▶ **OBJECTIVE**
Without the pictures, write out all the lines below exactly as they appear.
** START OF MATERIAL SUPPLIED **
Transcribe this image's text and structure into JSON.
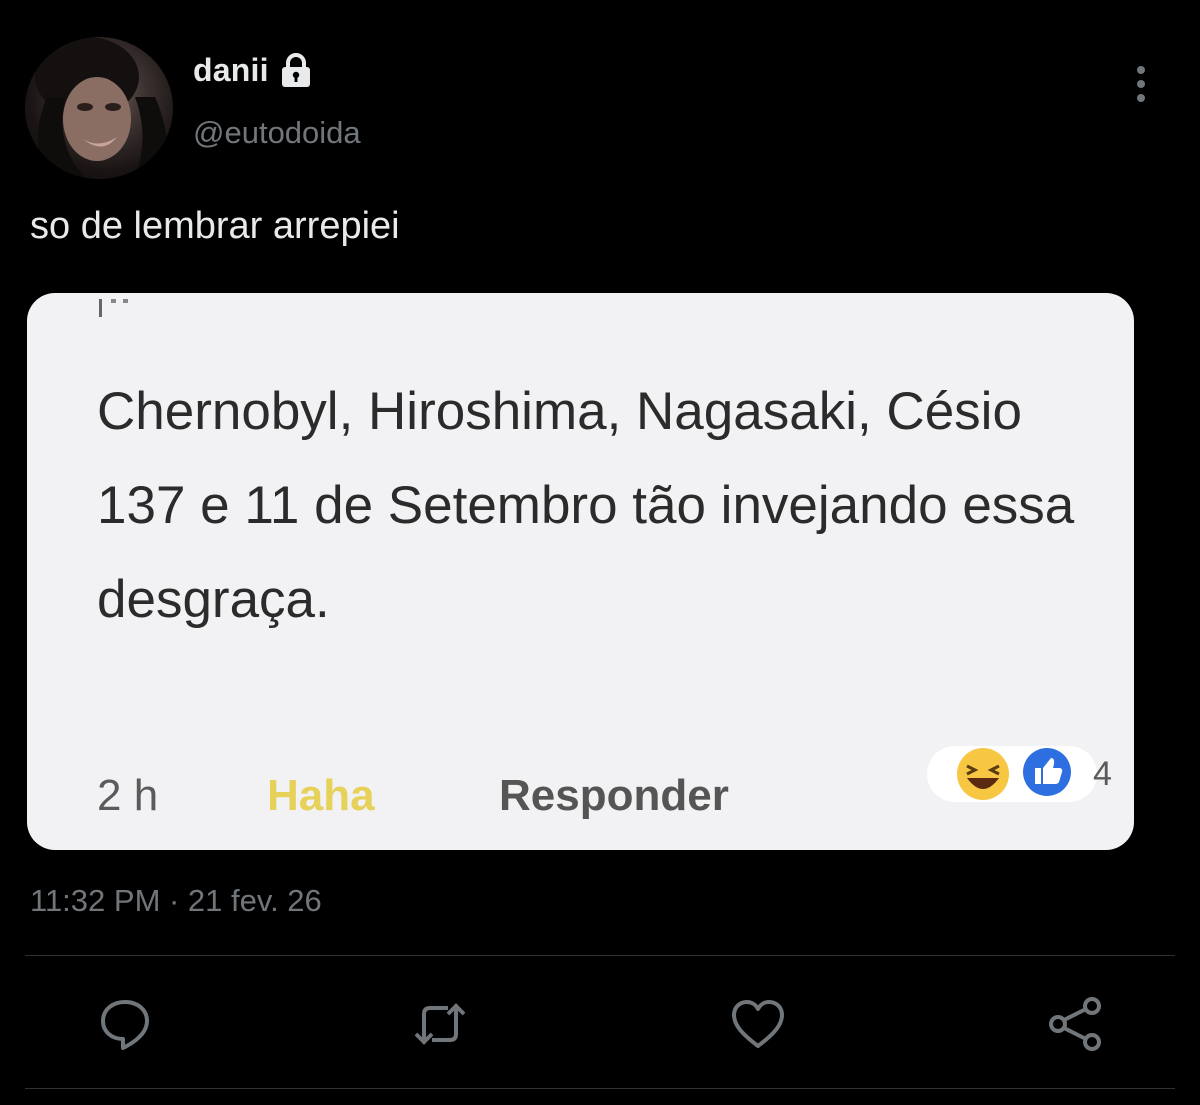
{
  "author": {
    "display_name": "danii",
    "handle": "@eutodoida",
    "protected_icon": "lock-icon",
    "avatar": "avatar"
  },
  "tweet": {
    "text": "so de lembrar arrepiei",
    "timestamp": "11:32 PM · 21 fev. 26"
  },
  "media": {
    "comment_text": "Chernobyl, Hiroshima, Nagasaki, Césio 137 e 11 de Setembro tão invejando essa desgraça.",
    "comment_time": "2 h",
    "reaction_label": "Haha",
    "reply_label": "Responder",
    "reaction_count": "4",
    "reaction_icons": [
      "haha-emoji-icon",
      "like-icon"
    ]
  },
  "actions": {
    "icons": [
      "reply-icon",
      "retweet-icon",
      "like-icon",
      "share-icon"
    ]
  },
  "colors": {
    "background": "#000000",
    "text_primary": "#e7e9ea",
    "text_secondary": "#71767b",
    "divider": "#2f3336",
    "haha_yellow": "#e6d15a",
    "like_blue": "#2d6fe0"
  }
}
** END OF MATERIAL SUPPLIED **
▶ **SOLUTION TO THE PROBLEM**
Transcribe this image's text and structure into JSON.
{
  "author": {
    "display_name": "danii",
    "handle": "@eutodoida",
    "protected_icon": "lock-icon",
    "avatar": "avatar"
  },
  "tweet": {
    "text": "so de lembrar arrepiei",
    "timestamp": "11:32 PM · 21 fev. 26"
  },
  "media": {
    "comment_text": "Chernobyl, Hiroshima, Nagasaki, Césio 137 e 11 de Setembro tão invejando essa desgraça.",
    "comment_time": "2 h",
    "reaction_label": "Haha",
    "reply_label": "Responder",
    "reaction_count": "4",
    "reaction_icons": [
      "haha-emoji-icon",
      "like-icon"
    ]
  },
  "actions": {
    "icons": [
      "reply-icon",
      "retweet-icon",
      "like-icon",
      "share-icon"
    ]
  },
  "colors": {
    "background": "#000000",
    "text_primary": "#e7e9ea",
    "text_secondary": "#71767b",
    "divider": "#2f3336",
    "haha_yellow": "#e6d15a",
    "like_blue": "#2d6fe0"
  }
}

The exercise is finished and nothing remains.